■ **STATED PROBLEM**
Scan the data beneath this task and copy each line that includes "JSON".

■ **Excerpts from a figure dataset**
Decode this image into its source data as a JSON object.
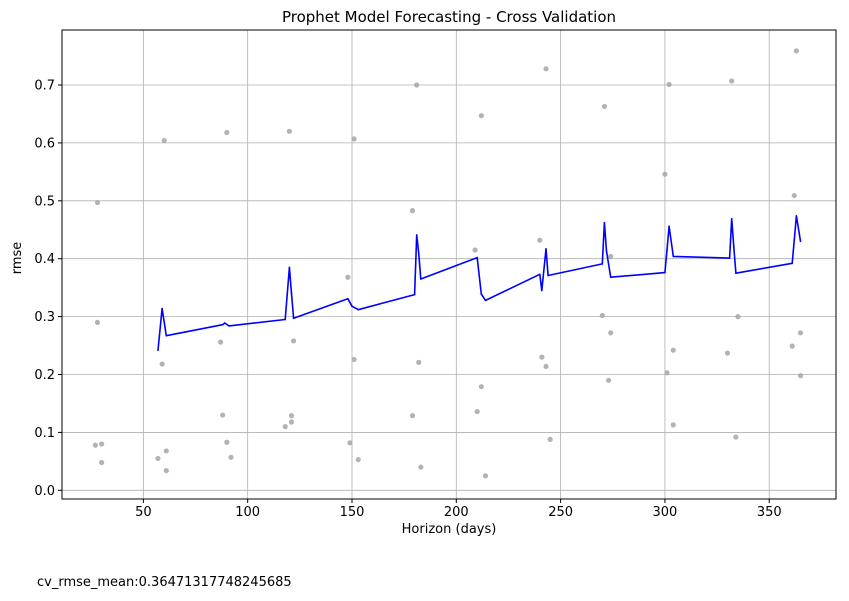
{
  "chart_data": {
    "type": "line",
    "title": "Prophet Model Forecasting - Cross Validation",
    "xlabel": "Horizon (days)",
    "ylabel": "rmse",
    "xlim": [
      11,
      382
    ],
    "ylim": [
      -0.015,
      0.795
    ],
    "x_ticks": [
      50,
      100,
      150,
      200,
      250,
      300,
      350
    ],
    "y_ticks": [
      0.0,
      0.1,
      0.2,
      0.3,
      0.4,
      0.5,
      0.6,
      0.7
    ],
    "grid": true,
    "series": [
      {
        "style": "scatter",
        "color": "#a6a6a6",
        "x": [
          27,
          28,
          28,
          30,
          30,
          57,
          59,
          60,
          61,
          61,
          87,
          88,
          90,
          90,
          92,
          118,
          120,
          121,
          121,
          122,
          148,
          149,
          151,
          151,
          153,
          179,
          179,
          181,
          182,
          183,
          209,
          210,
          212,
          212,
          214,
          240,
          241,
          243,
          243,
          245,
          270,
          271,
          273,
          274,
          274,
          300,
          301,
          302,
          304,
          304,
          330,
          332,
          334,
          335,
          361,
          362,
          363,
          365,
          365
        ],
        "y": [
          0.078,
          0.497,
          0.29,
          0.08,
          0.048,
          0.055,
          0.218,
          0.604,
          0.068,
          0.034,
          0.256,
          0.13,
          0.618,
          0.083,
          0.057,
          0.11,
          0.62,
          0.129,
          0.118,
          0.258,
          0.368,
          0.082,
          0.226,
          0.607,
          0.053,
          0.483,
          0.129,
          0.7,
          0.221,
          0.04,
          0.415,
          0.136,
          0.647,
          0.179,
          0.025,
          0.432,
          0.23,
          0.728,
          0.214,
          0.088,
          0.302,
          0.663,
          0.19,
          0.272,
          0.404,
          0.546,
          0.203,
          0.701,
          0.242,
          0.113,
          0.237,
          0.707,
          0.092,
          0.3,
          0.249,
          0.509,
          0.759,
          0.272,
          0.198
        ]
      },
      {
        "style": "line",
        "color": "#0000ff",
        "x": [
          57,
          59,
          61,
          88,
          89,
          91,
          118,
          120,
          121,
          122,
          148,
          150,
          153,
          180,
          181,
          182,
          183,
          210,
          212,
          214,
          240,
          241,
          243,
          244,
          270,
          271,
          272,
          274,
          300,
          301,
          302,
          304,
          331,
          332,
          333,
          334,
          361,
          363,
          365
        ],
        "y": [
          0.242,
          0.314,
          0.267,
          0.286,
          0.289,
          0.284,
          0.295,
          0.385,
          0.34,
          0.297,
          0.331,
          0.318,
          0.312,
          0.338,
          0.441,
          0.41,
          0.365,
          0.402,
          0.339,
          0.328,
          0.373,
          0.345,
          0.417,
          0.371,
          0.391,
          0.462,
          0.413,
          0.368,
          0.376,
          0.415,
          0.456,
          0.404,
          0.401,
          0.469,
          0.42,
          0.375,
          0.392,
          0.474,
          0.43
        ]
      }
    ]
  },
  "footer": {
    "text": "cv_rmse_mean:0.36471317748245685"
  }
}
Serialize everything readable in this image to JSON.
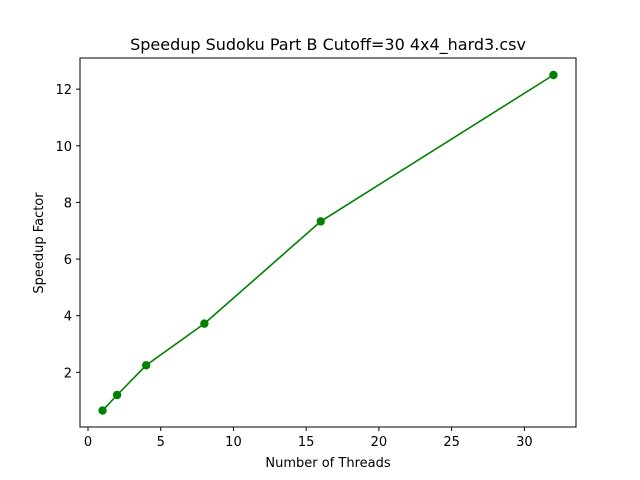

■ **TASK OUTPUT**
Decode this image into its source data as a JSON object.
Serialize everything readable in this image to JSON.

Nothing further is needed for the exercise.